Copy the section of the entries that opens with the line containing "heatmap-cell: [446, 196, 522, 268]" and closes with the line containing "heatmap-cell: [446, 265, 522, 336]", renaming "cell-label" to "value-label" and leaving everything else unchanged.
++++ DATA PROVIDED
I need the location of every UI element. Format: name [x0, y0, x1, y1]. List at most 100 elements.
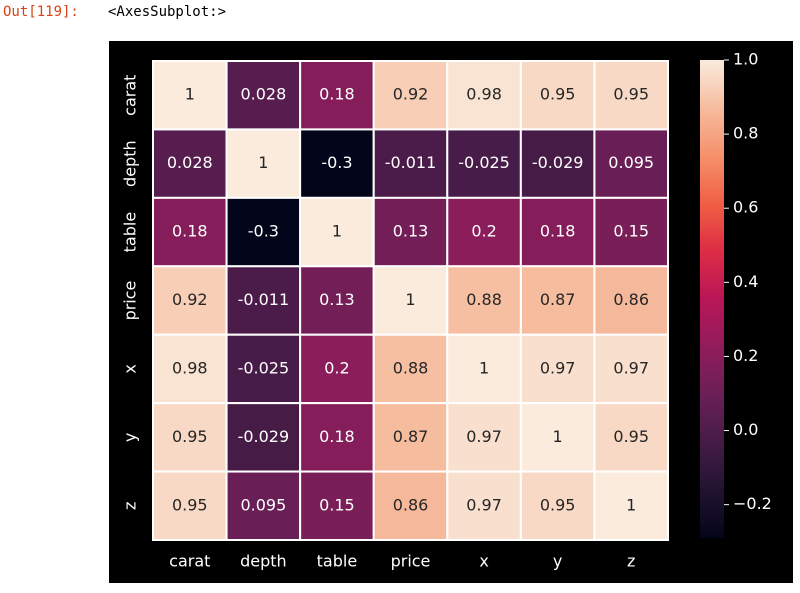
heatmap-cell: [446, 196, 522, 268]
heatmap-cell: [225, 402, 302, 473]
heatmap-cell: [225, 333, 302, 405]
heatmap-cell: [299, 128, 375, 199]
cell-label: -0.011: [385, 153, 437, 172]
cell-label: 0.95: [172, 427, 208, 446]
heatmap-cell: [372, 333, 449, 405]
heatmap-cell: [593, 333, 670, 405]
y-tick-label: table: [121, 212, 140, 253]
colorbar-tick-label: 0.2: [733, 346, 758, 365]
cell-label: 0.18: [172, 222, 208, 241]
heatmap-cell: [152, 470, 228, 542]
colorbar-tick-label: 0.0: [733, 420, 758, 439]
cell-label: -0.3: [321, 153, 352, 172]
cell-label: 0.18: [319, 427, 355, 446]
heatmap-cell: [372, 402, 449, 473]
colorbar-tick-label: −0.2: [733, 494, 772, 513]
heatmap-cell: [225, 265, 302, 336]
cell-label: -0.029: [238, 427, 290, 446]
heatmap-cell: [299, 60, 375, 131]
cell-label: 0.88: [393, 358, 429, 377]
colorbar: [700, 60, 724, 538]
cell-label: 0.18: [319, 85, 355, 104]
output-prompt: Out[119]:: [3, 4, 79, 20]
colorbar-tick-label: 0.6: [733, 198, 758, 217]
cell-label: 0.98: [172, 358, 208, 377]
cell-label: 0.028: [240, 85, 286, 104]
cell-label: 0.95: [172, 495, 208, 514]
colorbar-tick-label: 1.0: [733, 50, 758, 69]
cell-label: 0.13: [319, 290, 355, 309]
heatmap-cell: [593, 196, 670, 268]
cell-label: 0.88: [466, 290, 502, 309]
heatmap-cell: [446, 402, 522, 473]
cell-label: 0.028: [167, 153, 213, 172]
heatmap-cell: [593, 128, 670, 199]
cell-label: 0.87: [540, 290, 576, 309]
cell-label: 0.18: [540, 222, 576, 241]
cell-label: 0.92: [393, 85, 429, 104]
cell-label: 0.095: [608, 153, 654, 172]
cell-label: 0.15: [319, 495, 355, 514]
cell-label: 0.98: [466, 85, 502, 104]
heatmap-cell: [152, 333, 228, 405]
cell-label: 1: [405, 290, 415, 309]
cell-label: 0.2: [471, 222, 496, 241]
x-tick-label: x: [479, 552, 488, 571]
cell-label: 0.095: [240, 495, 286, 514]
cell-label: 0.15: [613, 222, 649, 241]
cell-label: 0.86: [393, 495, 429, 514]
cell-label: 0.95: [613, 85, 649, 104]
heatmap-cell: [593, 470, 670, 542]
heatmap-cell: [446, 265, 522, 336]
heatmap-cell: [372, 265, 449, 336]
cell-label: -0.029: [532, 153, 584, 172]
cell-label: 0.95: [613, 427, 649, 446]
x-tick-label: table: [317, 552, 358, 571]
heatmap-cell: [519, 128, 596, 199]
heatmap-cell: [446, 470, 522, 542]
cell-label: 0.87: [393, 427, 429, 446]
cell-label: 0.97: [540, 358, 576, 377]
heatmap-cell: [152, 265, 228, 336]
y-tick-label: depth: [121, 140, 140, 187]
heatmap-cell: [593, 402, 670, 473]
cell-label: 1: [553, 427, 563, 446]
cell-label: 1: [332, 222, 342, 241]
colorbar-tick-label: 0.4: [733, 272, 758, 291]
cell-label: -0.3: [248, 222, 279, 241]
cell-label: -0.025: [238, 358, 290, 377]
cell-label: 1: [626, 495, 636, 514]
output-text: <AxesSubplot:>: [108, 4, 227, 20]
cell-label: 1: [185, 85, 195, 104]
heatmap-cell: [225, 470, 302, 542]
cell-label: 0.97: [613, 358, 649, 377]
heatmap-cell: [593, 265, 670, 336]
cell-label: 0.86: [613, 290, 649, 309]
x-tick-label: depth: [240, 552, 287, 571]
heatmap-cell: [372, 128, 449, 199]
heatmap-cell: [299, 470, 375, 542]
cell-label: 0.13: [393, 222, 429, 241]
y-tick-label: x: [121, 364, 140, 373]
cell-label: 0.92: [172, 290, 208, 309]
x-tick-label: y: [553, 552, 562, 571]
heatmap-cell: [446, 60, 522, 131]
x-tick-label: z: [627, 552, 635, 571]
x-tick-label: carat: [169, 552, 210, 571]
heatmap-cell: [519, 196, 596, 268]
y-tick-label: price: [121, 281, 140, 321]
cell-label: -0.011: [238, 290, 290, 309]
cell-label: 0.95: [540, 495, 576, 514]
heatmap-cell: [519, 60, 596, 131]
cell-label: 0.97: [466, 495, 502, 514]
x-tick-label: price: [391, 552, 431, 571]
cell-label: 0.95: [540, 85, 576, 104]
y-tick-label: z: [121, 502, 140, 510]
heatmap-cell: [225, 196, 302, 268]
y-tick-label: carat: [121, 75, 140, 116]
cell-label: 0.2: [324, 358, 349, 377]
y-tick-label: y: [121, 433, 140, 442]
cell-label: 1: [479, 358, 489, 377]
++++++++
ANSWER TO THE EXERCISE:
heatmap-cell: [446, 196, 522, 268]
heatmap-cell: [225, 402, 302, 473]
heatmap-cell: [225, 333, 302, 405]
heatmap-cell: [299, 128, 375, 199]
value-label: -0.011: [385, 153, 437, 172]
value-label: 0.95: [172, 427, 208, 446]
heatmap-cell: [372, 333, 449, 405]
heatmap-cell: [593, 333, 670, 405]
y-tick-label: table: [121, 212, 140, 253]
colorbar-tick-label: 0.2: [733, 346, 758, 365]
value-label: 0.18: [172, 222, 208, 241]
heatmap-cell: [152, 470, 228, 542]
colorbar-tick-label: 0.0: [733, 420, 758, 439]
value-label: -0.3: [321, 153, 352, 172]
value-label: 0.18: [319, 427, 355, 446]
heatmap-cell: [372, 402, 449, 473]
colorbar-tick-label: −0.2: [733, 494, 772, 513]
heatmap-cell: [225, 265, 302, 336]
value-label: -0.029: [238, 427, 290, 446]
heatmap-cell: [299, 60, 375, 131]
value-label: 0.88: [393, 358, 429, 377]
colorbar: [700, 60, 724, 538]
value-label: 0.18: [319, 85, 355, 104]
output-prompt: Out[119]:: [3, 4, 79, 20]
colorbar-tick-label: 0.6: [733, 198, 758, 217]
value-label: 0.98: [172, 358, 208, 377]
value-label: 0.028: [240, 85, 286, 104]
value-label: 0.95: [172, 495, 208, 514]
colorbar-tick-label: 1.0: [733, 50, 758, 69]
value-label: 0.13: [319, 290, 355, 309]
heatmap-cell: [593, 196, 670, 268]
value-label: 0.88: [466, 290, 502, 309]
heatmap-cell: [446, 402, 522, 473]
value-label: 0.028: [167, 153, 213, 172]
heatmap-cell: [593, 128, 670, 199]
value-label: 0.87: [540, 290, 576, 309]
value-label: 0.18: [540, 222, 576, 241]
value-label: 0.92: [393, 85, 429, 104]
value-label: 0.095: [608, 153, 654, 172]
value-label: 0.15: [319, 495, 355, 514]
value-label: 0.98: [466, 85, 502, 104]
heatmap-cell: [152, 333, 228, 405]
value-label: 1: [405, 290, 415, 309]
value-label: 0.2: [471, 222, 496, 241]
x-tick-label: x: [479, 552, 488, 571]
value-label: 0.095: [240, 495, 286, 514]
value-label: 0.15: [613, 222, 649, 241]
value-label: 0.86: [393, 495, 429, 514]
value-label: 0.95: [613, 85, 649, 104]
heatmap-cell: [593, 470, 670, 542]
heatmap-cell: [446, 265, 522, 336]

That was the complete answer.